>> BEGIN

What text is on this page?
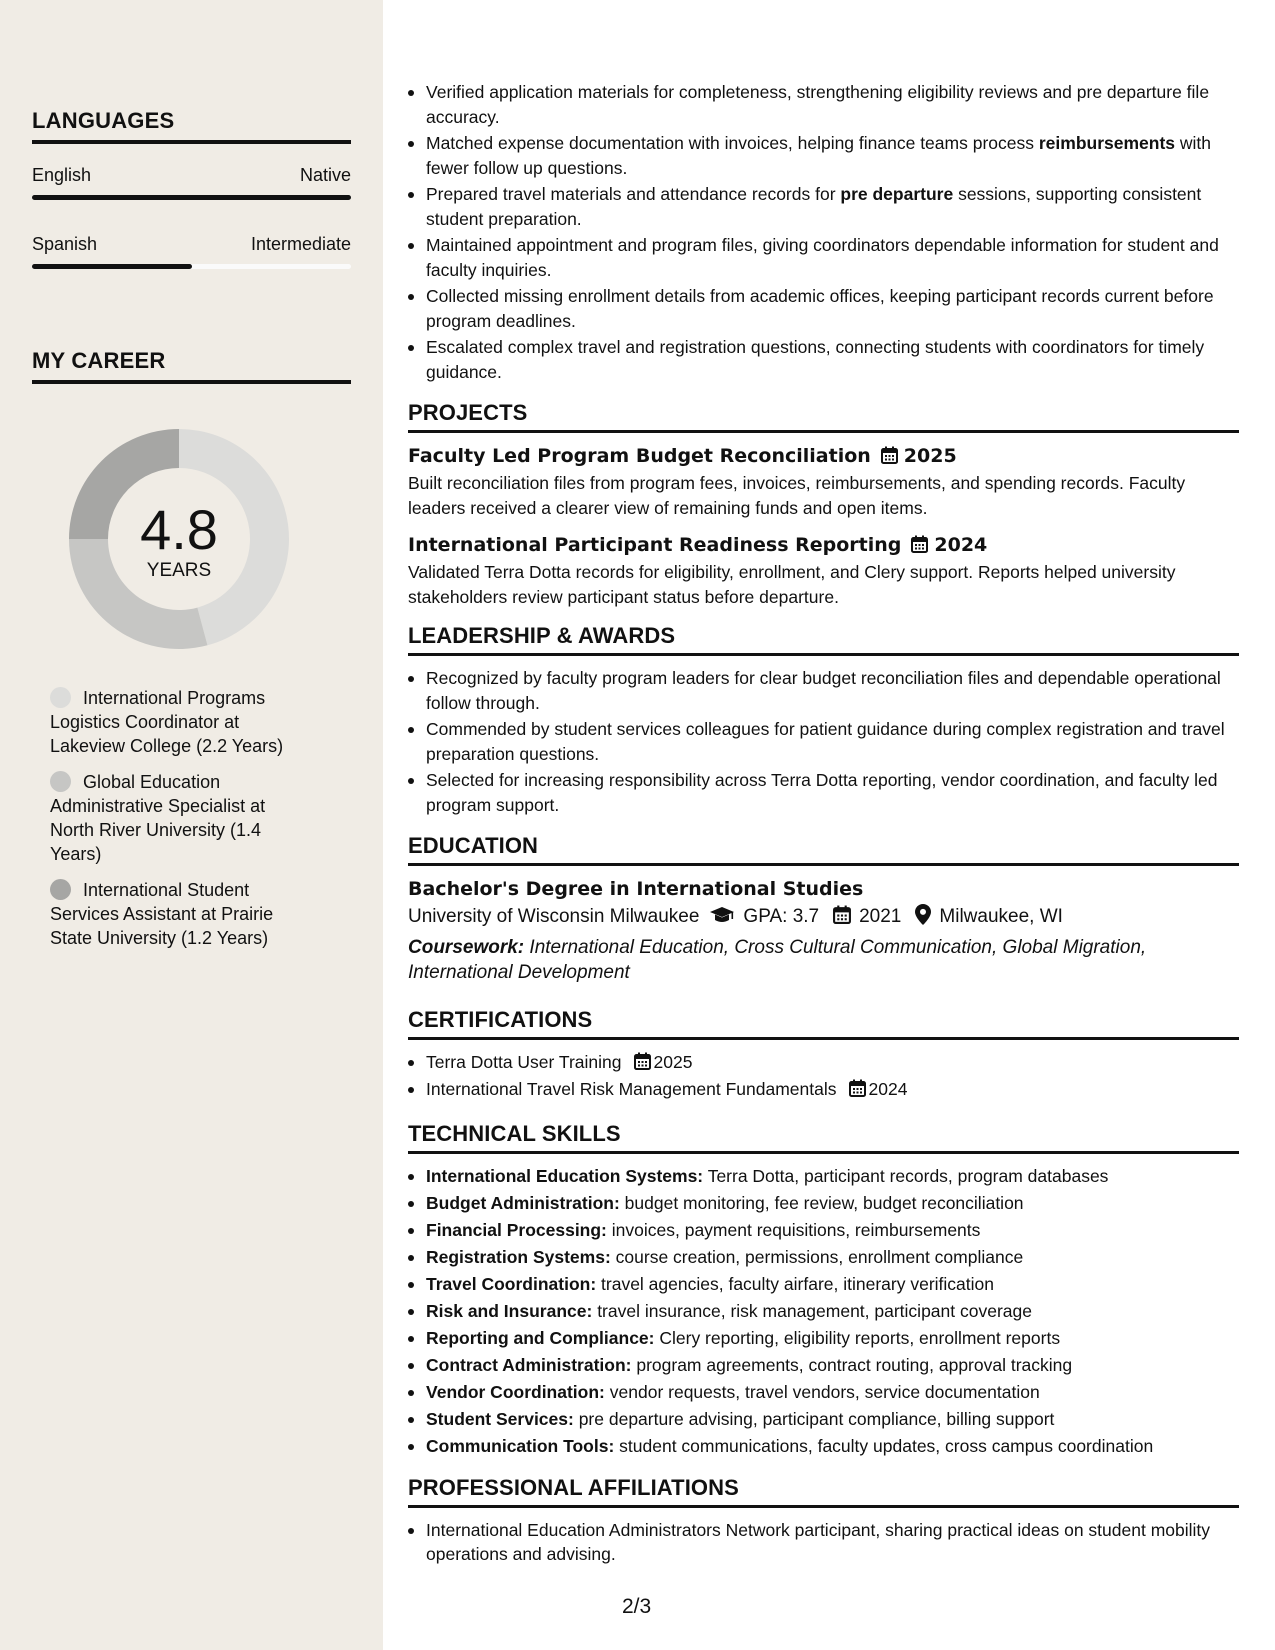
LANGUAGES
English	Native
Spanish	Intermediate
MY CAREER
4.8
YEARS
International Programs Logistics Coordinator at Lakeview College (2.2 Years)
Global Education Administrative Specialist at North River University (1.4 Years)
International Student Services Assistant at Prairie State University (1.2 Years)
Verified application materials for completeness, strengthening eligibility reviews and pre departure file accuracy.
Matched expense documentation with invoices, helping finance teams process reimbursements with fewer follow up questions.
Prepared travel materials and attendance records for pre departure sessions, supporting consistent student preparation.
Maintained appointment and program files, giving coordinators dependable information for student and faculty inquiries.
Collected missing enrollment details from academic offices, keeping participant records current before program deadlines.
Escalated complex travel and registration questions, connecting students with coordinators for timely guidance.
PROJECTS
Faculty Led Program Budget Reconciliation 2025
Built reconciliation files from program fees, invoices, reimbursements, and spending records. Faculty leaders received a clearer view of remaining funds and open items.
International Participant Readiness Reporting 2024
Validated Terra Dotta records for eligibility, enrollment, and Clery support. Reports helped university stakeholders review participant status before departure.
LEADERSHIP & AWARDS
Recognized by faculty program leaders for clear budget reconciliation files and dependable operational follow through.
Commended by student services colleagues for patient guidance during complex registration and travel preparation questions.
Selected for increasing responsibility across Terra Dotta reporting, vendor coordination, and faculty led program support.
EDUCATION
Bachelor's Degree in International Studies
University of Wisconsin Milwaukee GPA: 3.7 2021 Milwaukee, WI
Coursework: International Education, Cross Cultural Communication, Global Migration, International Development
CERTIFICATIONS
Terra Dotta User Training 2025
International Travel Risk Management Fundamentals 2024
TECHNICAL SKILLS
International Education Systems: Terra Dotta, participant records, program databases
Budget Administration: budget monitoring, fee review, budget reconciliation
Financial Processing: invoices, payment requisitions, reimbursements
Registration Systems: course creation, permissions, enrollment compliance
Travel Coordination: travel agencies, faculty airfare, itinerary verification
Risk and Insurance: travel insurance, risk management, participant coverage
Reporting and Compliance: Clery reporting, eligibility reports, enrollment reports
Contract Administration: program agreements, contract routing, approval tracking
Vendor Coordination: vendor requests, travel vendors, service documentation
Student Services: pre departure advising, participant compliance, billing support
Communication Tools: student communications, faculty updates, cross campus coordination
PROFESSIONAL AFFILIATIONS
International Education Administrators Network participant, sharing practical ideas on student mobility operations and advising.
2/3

>> END

Set exercise:
Transcribe every line from the records above without alteration, and leave out the images.

Reply:
What text is on this page?
LANGUAGES
English	Native
Spanish	Intermediate
MY CAREER
4.8
YEARS
International Programs Logistics Coordinator at Lakeview College (2.2 Years)
Global Education Administrative Specialist at North River University (1.4 Years)
International Student Services Assistant at Prairie State University (1.2 Years)
Verified application materials for completeness, strengthening eligibility reviews and pre departure file accuracy.
Matched expense documentation with invoices, helping finance teams process reimbursements with fewer follow up questions.
Prepared travel materials and attendance records for pre departure sessions, supporting consistent student preparation.
Maintained appointment and program files, giving coordinators dependable information for student and faculty inquiries.
Collected missing enrollment details from academic offices, keeping participant records current before program deadlines.
Escalated complex travel and registration questions, connecting students with coordinators for timely guidance.
PROJECTS
Faculty Led Program Budget Reconciliation 2025
Built reconciliation files from program fees, invoices, reimbursements, and spending records. Faculty leaders received a clearer view of remaining funds and open items.
International Participant Readiness Reporting 2024
Validated Terra Dotta records for eligibility, enrollment, and Clery support. Reports helped university stakeholders review participant status before departure.
LEADERSHIP & AWARDS
Recognized by faculty program leaders for clear budget reconciliation files and dependable operational follow through.
Commended by student services colleagues for patient guidance during complex registration and travel preparation questions.
Selected for increasing responsibility across Terra Dotta reporting, vendor coordination, and faculty led program support.
EDUCATION
Bachelor's Degree in International Studies
University of Wisconsin Milwaukee GPA: 3.7 2021 Milwaukee, WI
Coursework: International Education, Cross Cultural Communication, Global Migration, International Development
CERTIFICATIONS
Terra Dotta User Training 2025
International Travel Risk Management Fundamentals 2024
TECHNICAL SKILLS
International Education Systems: Terra Dotta, participant records, program databases
Budget Administration: budget monitoring, fee review, budget reconciliation
Financial Processing: invoices, payment requisitions, reimbursements
Registration Systems: course creation, permissions, enrollment compliance
Travel Coordination: travel agencies, faculty airfare, itinerary verification
Risk and Insurance: travel insurance, risk management, participant coverage
Reporting and Compliance: Clery reporting, eligibility reports, enrollment reports
Contract Administration: program agreements, contract routing, approval tracking
Vendor Coordination: vendor requests, travel vendors, service documentation
Student Services: pre departure advising, participant compliance, billing support
Communication Tools: student communications, faculty updates, cross campus coordination
PROFESSIONAL AFFILIATIONS
International Education Administrators Network participant, sharing practical ideas on student mobility operations and advising.
2/3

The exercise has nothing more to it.